→ TASK BRIEF:
Write out all of the records precisely. Skip anything that is a picture.

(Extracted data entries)

□ □ □ □ □ □ □

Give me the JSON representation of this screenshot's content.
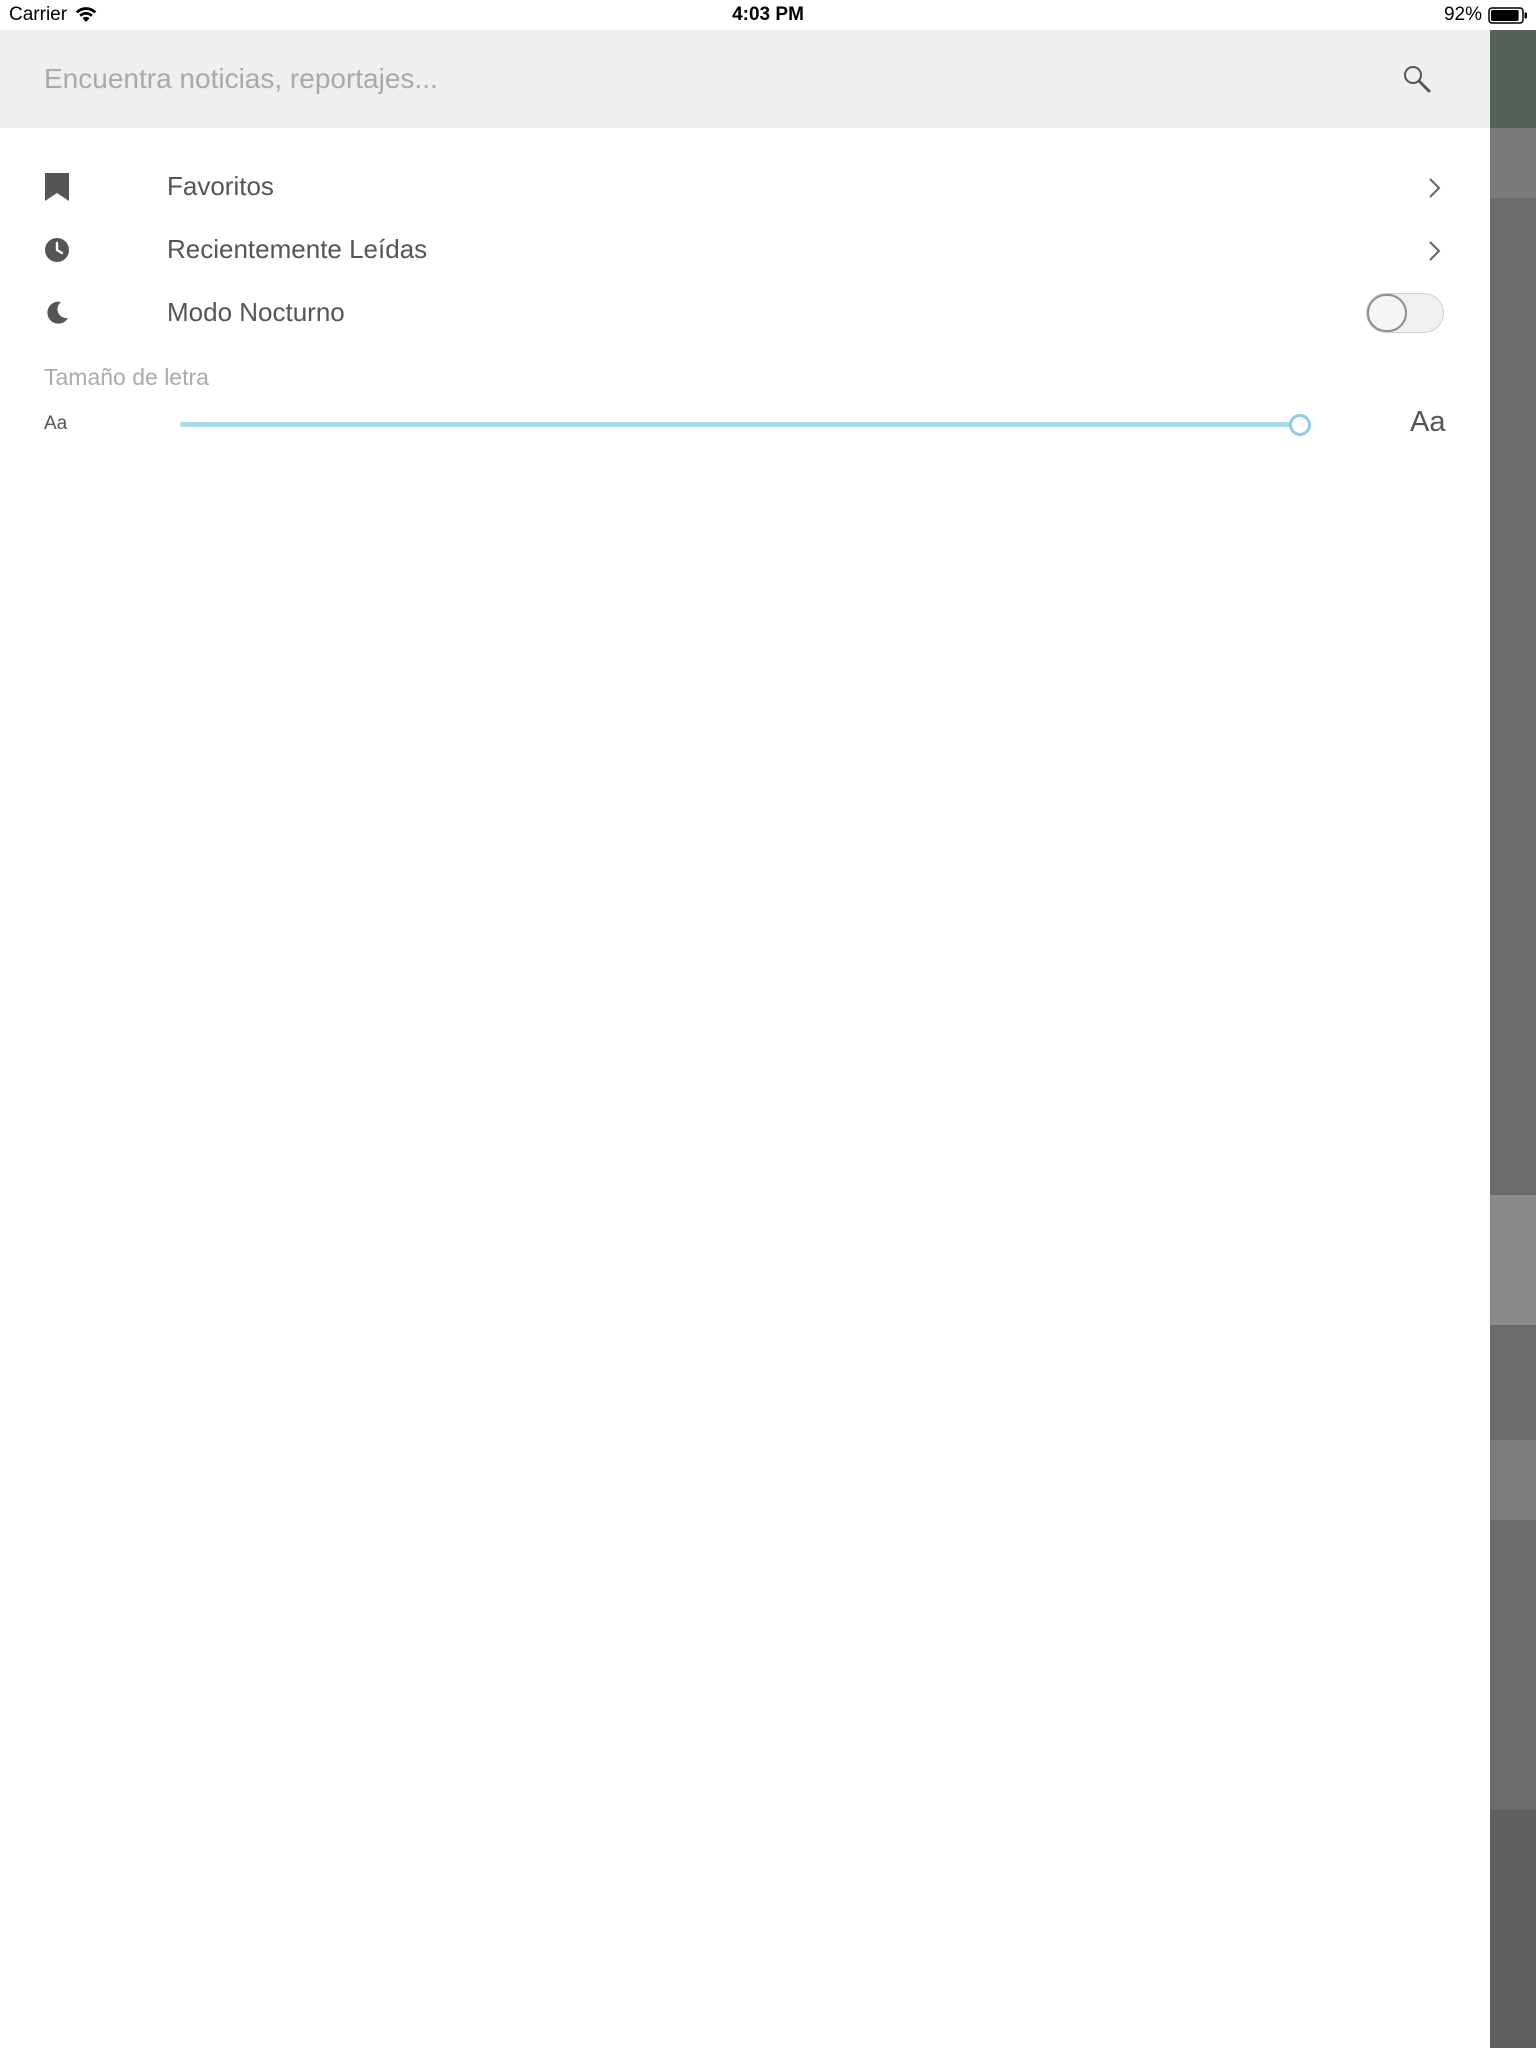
{
  "status_bar": {
    "carrier": "Carrier",
    "time": "4:03 PM",
    "battery_percent": "92%",
    "battery_level": 0.92
  },
  "search": {
    "placeholder": "Encuentra noticias, reportajes...",
    "value": ""
  },
  "menu": {
    "items": [
      {
        "label": "Favoritos",
        "icon": "bookmark-icon"
      },
      {
        "label": "Recientemente Leídas",
        "icon": "clock-icon"
      },
      {
        "label": "Modo Nocturno",
        "icon": "moon-icon"
      }
    ]
  },
  "night_mode": {
    "enabled": false
  },
  "font_size": {
    "label": "Tamaño de letra",
    "small_label": "Aa",
    "large_label": "Aa",
    "level": 1.0
  },
  "colors": {
    "accent": "#add9ec",
    "search_bar_bg": "#efefef",
    "text": "#555555",
    "muted_text": "#aaaaaa"
  }
}
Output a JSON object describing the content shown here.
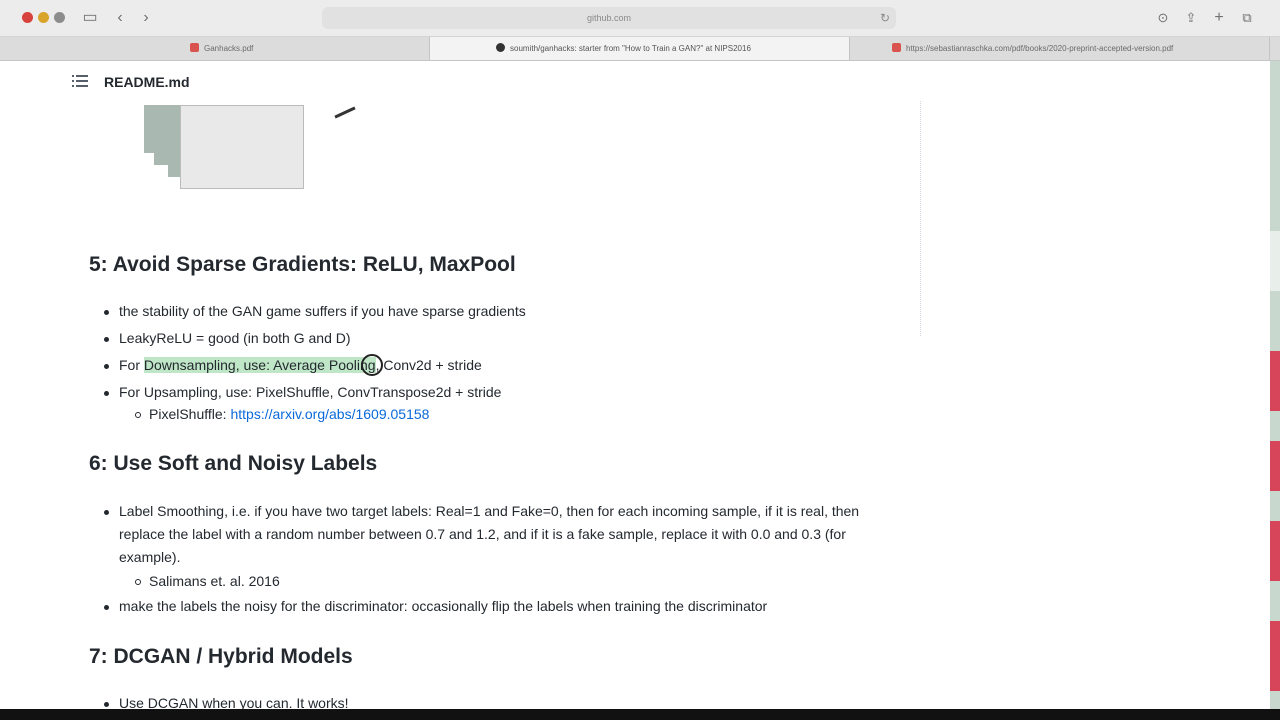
{
  "browser": {
    "url": "github.com",
    "tabs": [
      {
        "label": "Ganhacks.pdf",
        "active": false
      },
      {
        "label": "soumith/ganhacks: starter from \"How to Train a GAN?\" at NIPS2016",
        "active": true
      },
      {
        "label": "https://sebastianraschka.com/pdf/books/2020-preprint-accepted-version.pdf",
        "active": false
      }
    ]
  },
  "readme": {
    "title": "README.md"
  },
  "sections": {
    "s5": {
      "heading": "5: Avoid Sparse Gradients: ReLU, MaxPool",
      "items": [
        "the stability of the GAN game suffers if you have sparse gradients",
        "LeakyReLU = good (in both G and D)",
        {
          "prefix": "For ",
          "highlight": "Downsampling, use: Average Pooling",
          "suffix": ", Conv2d + stride"
        },
        "For Upsampling, use: PixelShuffle, ConvTranspose2d + stride"
      ],
      "sub_label": "PixelShuffle: ",
      "sub_link": "https://arxiv.org/abs/1609.05158"
    },
    "s6": {
      "heading": "6: Use Soft and Noisy Labels",
      "items": [
        "Label Smoothing, i.e. if you have two target labels: Real=1 and Fake=0, then for each incoming sample, if it is real, then replace the label with a random number between 0.7 and 1.2, and if it is a fake sample, replace it with 0.0 and 0.3 (for example).",
        "make the labels the noisy for the discriminator: occasionally flip the labels when training the discriminator"
      ],
      "sub_item": "Salimans et. al. 2016"
    },
    "s7": {
      "heading": "7: DCGAN / Hybrid Models",
      "items": [
        "Use DCGAN when you can. It works!"
      ]
    }
  },
  "colors": {
    "highlight": "#bfe6c6",
    "link": "#0969da",
    "heading": "#24292f"
  }
}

□ □ □ □ □ □ □

→ FINAL ANSWER:
Give me the JSON representation of this screenshot's content.
{
  "status_bar": {
    "carrier": "Carrier",
    "time": "4:03 PM",
    "battery_percent": "92%",
    "battery_level": 0.92
  },
  "search": {
    "placeholder": "Encuentra noticias, reportajes...",
    "value": ""
  },
  "menu": {
    "items": [
      {
        "label": "Favoritos",
        "icon": "bookmark-icon"
      },
      {
        "label": "Recientemente Leídas",
        "icon": "clock-icon"
      },
      {
        "label": "Modo Nocturno",
        "icon": "moon-icon"
      }
    ]
  },
  "night_mode": {
    "enabled": false
  },
  "font_size": {
    "label": "Tamaño de letra",
    "small_label": "Aa",
    "large_label": "Aa",
    "level": 1.0
  },
  "colors": {
    "accent": "#add9ec",
    "search_bar_bg": "#efefef",
    "text": "#555555",
    "muted_text": "#aaaaaa"
  }
}
Output a JSON object describing the content shown here.
{
  "browser": {
    "url": "github.com",
    "tabs": [
      {
        "label": "Ganhacks.pdf",
        "active": false
      },
      {
        "label": "soumith/ganhacks: starter from \"How to Train a GAN?\" at NIPS2016",
        "active": true
      },
      {
        "label": "https://sebastianraschka.com/pdf/books/2020-preprint-accepted-version.pdf",
        "active": false
      }
    ]
  },
  "readme": {
    "title": "README.md"
  },
  "sections": {
    "s5": {
      "heading": "5: Avoid Sparse Gradients: ReLU, MaxPool",
      "items": [
        "the stability of the GAN game suffers if you have sparse gradients",
        "LeakyReLU = good (in both G and D)",
        {
          "prefix": "For ",
          "highlight": "Downsampling, use: Average Pooling",
          "suffix": ", Conv2d + stride"
        },
        "For Upsampling, use: PixelShuffle, ConvTranspose2d + stride"
      ],
      "sub_label": "PixelShuffle: ",
      "sub_link": "https://arxiv.org/abs/1609.05158"
    },
    "s6": {
      "heading": "6: Use Soft and Noisy Labels",
      "items": [
        "Label Smoothing, i.e. if you have two target labels: Real=1 and Fake=0, then for each incoming sample, if it is real, then replace the label with a random number between 0.7 and 1.2, and if it is a fake sample, replace it with 0.0 and 0.3 (for example).",
        "make the labels the noisy for the discriminator: occasionally flip the labels when training the discriminator"
      ],
      "sub_item": "Salimans et. al. 2016"
    },
    "s7": {
      "heading": "7: DCGAN / Hybrid Models",
      "items": [
        "Use DCGAN when you can. It works!"
      ]
    }
  },
  "colors": {
    "highlight": "#bfe6c6",
    "link": "#0969da",
    "heading": "#24292f"
  }
}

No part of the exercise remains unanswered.